- **Task list**
1 > Name every organization credited as the source of a publication in the health policy resource list.
2 > Write out the health policy resource list verbatim from "Medicaid Expansion Spending" to "spending and enrollment.".

- **Text under study**
────────────────
Medicaid Expansion Spending and Enrollment in Context: An Early Look at CMS Claims Data for 2014
Kaiser Family Foundation
The Centers for Medicare and Medicaid Services preliminary spending and enrollment data from the Medicaid Budget and Expenditure System (MBES) provide information about the period from January 2014 through December 2014, during which 27 states including D.C., had implemented Medicaid expansion. This brief examines the MBES data to examine the effect the Medicaid expansion on spending and enrollment.

Strategic Planning

Meeting the Health-Related Social Needs of Low-Income Persons: Funding Sources Available to States
National Academy for State Health Policy (NASHP)
States control an array of resources that can be used to provide health care and address the social determinants of health. To assist state policymakers seeking to maximize their leverage by working across state agencies to promote health, NASHP has compiled a chart of funding sources that state agencies use to address social determinants, such as stable housing, safe and prosperous neighborhoods and communities, access to healthy food, physical and mental health care, income support, and transportation. While many documents show states how Medicaid resources can be used for social services or housing needs, this chart brings attention to other funding sources that states use specifically to help adult high-cost/high-need residents live healthy and prosperous lives.

Historic Gains in Health Coverage for Hispanic Children in the Affordable Care Act’s First Year
Georgetown University Center for Children and Families
The ACA has dramatically increased the pace at which the uninsured rate is falling for Hispanic children. Yet Hispanic children are more likely to be uninsured than other children, making them vulnerable to going without health care and leaving their families exposed to financial risk. Given the high rates of uninsurance among Hispanic children, policymakers, program administrators, and other stakeholders should continue efforts to maximize health coverage for Hispanic children and remove barriers to enrollment. This brief provides a snapshot of uninsured Hispanic children in the U.S., and offers recommendations to further reduce the number of uninsured children.

Delivery System Redesign

Implementing Alternative Payment Models Under MACRA: How the Federal Government Can Accelerate Successful Health Care Payment Reform
Center for Healthcare Quality and Payment Reform
The Medicare Access and CHIP Reauthorization Act of 2015 (MACRA) creates strong incentives for physicians to participate in Alternative Payment Models (APMs), and it specifically encourages the development of “Physician-Focused Payment Models” in order to address the many problems with current payment systems that Merit-Based Incentive Payment Systems cannot solve. This report explains the provisions of MACRA relating to APMs and describes the actions HHS should take in the following areas: the regulations defining APMs and alternative payment entities; the processes for soliciting, reviewing, and approving Physician-Focused Payment Models; and the systems and resources to implement Physician-Focused Alternative Payment Models.

Accountable Care Organizations: Looking Back and Moving Forward
Center for Health Care Strategies
Today, there are roughly 750 ACOs across the nation serving 23.5 million people insured by Medicare, Medicaid, and commercial insurance. This evolving model strives to fulfill the Triple Aim of better health, improved patient experience, and lower costs by shifting more accountability for health outcomes to providers. While not all ACOs have been able to deliver better outcomes at lower costs, many have been able to realize these goals. This brief explores promising trends, emerging opportunities, and potential barriers identified by ACO stakeholders across the country. It also examines how ACOs can build upon initial successes and informs policymakers, researchers, and foundations about key considerations to further the development of effective ACO approaches across the health care market.
────────────────
- **Supplied material**
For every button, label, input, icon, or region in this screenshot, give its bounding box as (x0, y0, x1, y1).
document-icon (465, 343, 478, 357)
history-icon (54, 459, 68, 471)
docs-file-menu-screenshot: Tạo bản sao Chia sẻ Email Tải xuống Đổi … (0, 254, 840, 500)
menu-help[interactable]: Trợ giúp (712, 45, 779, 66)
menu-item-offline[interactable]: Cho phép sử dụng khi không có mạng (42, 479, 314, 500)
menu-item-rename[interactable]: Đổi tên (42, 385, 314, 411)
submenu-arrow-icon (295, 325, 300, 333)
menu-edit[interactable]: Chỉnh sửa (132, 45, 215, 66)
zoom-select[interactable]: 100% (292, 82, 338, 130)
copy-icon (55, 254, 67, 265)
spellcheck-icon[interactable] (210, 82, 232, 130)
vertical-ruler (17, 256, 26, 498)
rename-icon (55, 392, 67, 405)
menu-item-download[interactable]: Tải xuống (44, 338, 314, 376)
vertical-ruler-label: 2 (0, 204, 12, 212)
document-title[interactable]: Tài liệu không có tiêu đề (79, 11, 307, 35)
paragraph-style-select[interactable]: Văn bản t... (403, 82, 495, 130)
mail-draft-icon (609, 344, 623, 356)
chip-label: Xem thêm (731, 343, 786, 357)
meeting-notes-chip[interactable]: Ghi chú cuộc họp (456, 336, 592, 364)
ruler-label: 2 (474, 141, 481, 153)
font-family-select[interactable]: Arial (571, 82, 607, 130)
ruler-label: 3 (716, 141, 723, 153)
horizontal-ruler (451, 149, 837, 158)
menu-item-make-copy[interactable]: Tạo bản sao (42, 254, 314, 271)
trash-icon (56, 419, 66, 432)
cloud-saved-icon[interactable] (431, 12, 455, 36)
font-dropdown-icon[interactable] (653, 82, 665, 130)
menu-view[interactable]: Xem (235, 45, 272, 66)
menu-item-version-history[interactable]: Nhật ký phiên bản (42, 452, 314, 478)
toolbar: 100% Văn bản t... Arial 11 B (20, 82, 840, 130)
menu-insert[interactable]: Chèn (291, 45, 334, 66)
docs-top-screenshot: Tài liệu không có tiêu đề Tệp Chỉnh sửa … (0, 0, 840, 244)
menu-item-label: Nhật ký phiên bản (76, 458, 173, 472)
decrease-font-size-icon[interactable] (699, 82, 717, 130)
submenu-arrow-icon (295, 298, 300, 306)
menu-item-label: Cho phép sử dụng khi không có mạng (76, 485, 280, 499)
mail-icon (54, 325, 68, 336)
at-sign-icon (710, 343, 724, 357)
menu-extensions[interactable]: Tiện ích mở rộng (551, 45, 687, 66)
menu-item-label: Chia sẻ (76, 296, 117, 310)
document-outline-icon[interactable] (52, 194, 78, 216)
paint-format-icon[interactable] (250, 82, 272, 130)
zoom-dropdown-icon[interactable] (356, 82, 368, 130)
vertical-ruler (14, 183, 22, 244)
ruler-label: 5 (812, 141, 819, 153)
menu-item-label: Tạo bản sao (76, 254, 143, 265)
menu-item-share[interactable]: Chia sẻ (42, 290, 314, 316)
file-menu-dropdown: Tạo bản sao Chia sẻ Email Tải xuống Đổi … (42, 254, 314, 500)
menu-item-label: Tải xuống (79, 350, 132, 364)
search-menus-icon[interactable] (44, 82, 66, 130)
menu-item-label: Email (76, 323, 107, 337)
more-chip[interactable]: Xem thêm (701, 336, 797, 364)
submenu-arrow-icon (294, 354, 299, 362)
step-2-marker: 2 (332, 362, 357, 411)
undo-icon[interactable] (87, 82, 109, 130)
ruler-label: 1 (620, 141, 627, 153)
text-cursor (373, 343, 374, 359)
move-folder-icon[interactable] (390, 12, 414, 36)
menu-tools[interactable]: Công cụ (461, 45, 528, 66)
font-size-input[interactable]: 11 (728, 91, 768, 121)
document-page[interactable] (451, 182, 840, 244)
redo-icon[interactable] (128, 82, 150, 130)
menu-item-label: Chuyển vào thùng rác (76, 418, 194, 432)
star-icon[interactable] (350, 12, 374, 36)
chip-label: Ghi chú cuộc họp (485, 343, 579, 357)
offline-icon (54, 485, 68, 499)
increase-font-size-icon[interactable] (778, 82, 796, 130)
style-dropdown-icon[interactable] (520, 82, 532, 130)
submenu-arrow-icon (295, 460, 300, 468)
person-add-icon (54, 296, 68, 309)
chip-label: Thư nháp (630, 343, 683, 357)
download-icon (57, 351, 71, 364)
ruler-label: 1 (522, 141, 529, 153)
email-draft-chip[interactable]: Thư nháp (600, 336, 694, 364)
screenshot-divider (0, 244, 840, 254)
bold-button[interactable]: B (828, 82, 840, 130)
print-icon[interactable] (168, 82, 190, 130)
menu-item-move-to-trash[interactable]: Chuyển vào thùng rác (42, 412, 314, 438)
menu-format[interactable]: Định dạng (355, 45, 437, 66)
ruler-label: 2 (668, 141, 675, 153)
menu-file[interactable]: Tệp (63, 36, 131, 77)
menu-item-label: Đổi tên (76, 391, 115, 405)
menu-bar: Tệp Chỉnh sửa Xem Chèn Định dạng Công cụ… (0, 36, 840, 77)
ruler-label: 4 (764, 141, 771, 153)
────────────────
- **Answers to the problems**
1 >
Kaiser Family Foundation
National Academy for State Health Policy (NASHP)
Georgetown University Center for Children and Families
Center for Healthcare Quality and Payment Reform
Center for Health Care Strategies

2 >
Medicaid Expansion Spending and Enrollment in Context: An Early Look at CMS Claims Data for 2014
Kaiser Family Foundation
The Centers for Medicare and Medicaid Services preliminary spending and enrollment data from the Medicaid Budget and Expenditure System (MBES) provide information about the period from January 2014 through December 2014, during which 27 states including D.C., had implemented Medicaid expansion. This brief examines the MBES data to examine the effect the Medicaid expansion on spending and enrollment.